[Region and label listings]
▬▬▬▬▬▬

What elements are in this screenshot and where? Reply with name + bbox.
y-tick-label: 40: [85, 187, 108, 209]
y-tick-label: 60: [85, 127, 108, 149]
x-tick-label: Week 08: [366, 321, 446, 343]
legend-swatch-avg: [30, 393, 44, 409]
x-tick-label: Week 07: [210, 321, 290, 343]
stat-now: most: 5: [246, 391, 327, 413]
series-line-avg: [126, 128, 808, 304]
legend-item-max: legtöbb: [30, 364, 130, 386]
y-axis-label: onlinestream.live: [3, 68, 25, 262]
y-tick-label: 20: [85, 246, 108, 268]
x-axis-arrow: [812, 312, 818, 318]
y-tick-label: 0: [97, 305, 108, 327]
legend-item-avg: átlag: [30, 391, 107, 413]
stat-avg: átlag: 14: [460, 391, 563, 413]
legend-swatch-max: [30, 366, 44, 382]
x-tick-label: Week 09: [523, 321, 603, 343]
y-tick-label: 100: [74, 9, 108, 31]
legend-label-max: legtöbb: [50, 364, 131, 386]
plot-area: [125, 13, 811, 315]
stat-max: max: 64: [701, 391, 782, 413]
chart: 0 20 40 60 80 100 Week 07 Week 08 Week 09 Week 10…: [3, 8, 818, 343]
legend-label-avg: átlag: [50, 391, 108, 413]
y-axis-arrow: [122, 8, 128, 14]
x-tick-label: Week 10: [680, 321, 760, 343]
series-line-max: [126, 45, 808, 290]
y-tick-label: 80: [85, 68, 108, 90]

▬▬▬▬▬▬

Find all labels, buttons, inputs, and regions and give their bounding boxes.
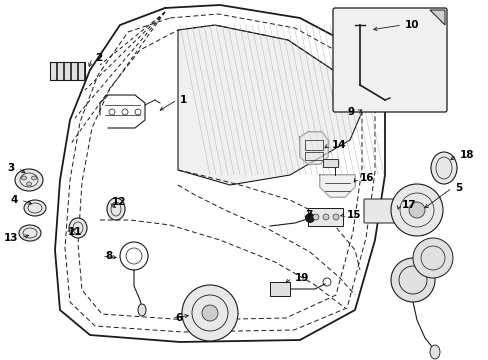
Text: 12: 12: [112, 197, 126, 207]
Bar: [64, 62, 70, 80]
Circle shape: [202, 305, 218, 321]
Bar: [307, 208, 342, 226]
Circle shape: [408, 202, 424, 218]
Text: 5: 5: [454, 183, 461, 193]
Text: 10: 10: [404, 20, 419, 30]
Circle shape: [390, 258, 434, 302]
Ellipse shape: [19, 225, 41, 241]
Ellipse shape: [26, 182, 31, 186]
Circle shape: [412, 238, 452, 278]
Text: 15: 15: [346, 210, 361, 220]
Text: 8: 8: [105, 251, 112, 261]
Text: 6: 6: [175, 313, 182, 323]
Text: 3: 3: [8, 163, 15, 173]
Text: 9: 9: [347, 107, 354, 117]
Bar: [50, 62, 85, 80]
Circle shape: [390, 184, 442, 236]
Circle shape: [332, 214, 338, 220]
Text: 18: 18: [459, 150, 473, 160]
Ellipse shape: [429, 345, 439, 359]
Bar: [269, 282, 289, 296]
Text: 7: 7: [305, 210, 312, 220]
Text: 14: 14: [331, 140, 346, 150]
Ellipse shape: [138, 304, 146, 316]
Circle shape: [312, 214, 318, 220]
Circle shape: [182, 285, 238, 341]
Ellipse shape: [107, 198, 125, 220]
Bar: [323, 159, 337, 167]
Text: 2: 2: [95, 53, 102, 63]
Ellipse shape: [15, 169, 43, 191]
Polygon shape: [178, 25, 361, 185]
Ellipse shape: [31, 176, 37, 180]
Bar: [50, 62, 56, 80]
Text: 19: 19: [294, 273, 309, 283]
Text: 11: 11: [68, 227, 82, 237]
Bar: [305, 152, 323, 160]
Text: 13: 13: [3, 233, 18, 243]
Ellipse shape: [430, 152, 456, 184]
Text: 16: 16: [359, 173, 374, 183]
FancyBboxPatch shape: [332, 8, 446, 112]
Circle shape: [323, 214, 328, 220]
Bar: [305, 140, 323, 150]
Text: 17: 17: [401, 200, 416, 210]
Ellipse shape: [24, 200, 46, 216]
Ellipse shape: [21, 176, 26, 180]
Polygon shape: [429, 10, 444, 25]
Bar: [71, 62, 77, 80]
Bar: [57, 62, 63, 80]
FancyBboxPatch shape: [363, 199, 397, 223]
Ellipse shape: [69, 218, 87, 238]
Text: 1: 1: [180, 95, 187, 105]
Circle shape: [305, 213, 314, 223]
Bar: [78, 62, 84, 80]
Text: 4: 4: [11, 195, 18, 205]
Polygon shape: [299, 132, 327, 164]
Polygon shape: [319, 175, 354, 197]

▬▬▬▬▬▬

Goal =>
Copy out the lines of the material from the line containing "Text: 12: 12: [112, 197, 126, 207]" up to and including the line containing "Ellipse shape: [31, 176, 37, 180]", reproducing them without changes.

Expected output =>
Text: 12: 12: [112, 197, 126, 207]
Bar: [64, 62, 70, 80]
Circle shape: [202, 305, 218, 321]
Bar: [307, 208, 342, 226]
Circle shape: [408, 202, 424, 218]
Text: 5: 5: [454, 183, 461, 193]
Text: 10: 10: [404, 20, 419, 30]
Circle shape: [390, 258, 434, 302]
Ellipse shape: [19, 225, 41, 241]
Ellipse shape: [26, 182, 31, 186]
Circle shape: [412, 238, 452, 278]
Text: 15: 15: [346, 210, 361, 220]
Text: 8: 8: [105, 251, 112, 261]
Text: 6: 6: [175, 313, 182, 323]
Text: 3: 3: [8, 163, 15, 173]
Text: 9: 9: [347, 107, 354, 117]
Bar: [50, 62, 85, 80]
Circle shape: [390, 184, 442, 236]
Circle shape: [332, 214, 338, 220]
Text: 18: 18: [459, 150, 473, 160]
Ellipse shape: [429, 345, 439, 359]
Bar: [269, 282, 289, 296]
Text: 7: 7: [305, 210, 312, 220]
Text: 14: 14: [331, 140, 346, 150]
Ellipse shape: [138, 304, 146, 316]
Circle shape: [312, 214, 318, 220]
Circle shape: [182, 285, 238, 341]
Ellipse shape: [107, 198, 125, 220]
Bar: [323, 159, 337, 167]
Text: 2: 2: [95, 53, 102, 63]
Ellipse shape: [15, 169, 43, 191]
Polygon shape: [178, 25, 361, 185]
Ellipse shape: [31, 176, 37, 180]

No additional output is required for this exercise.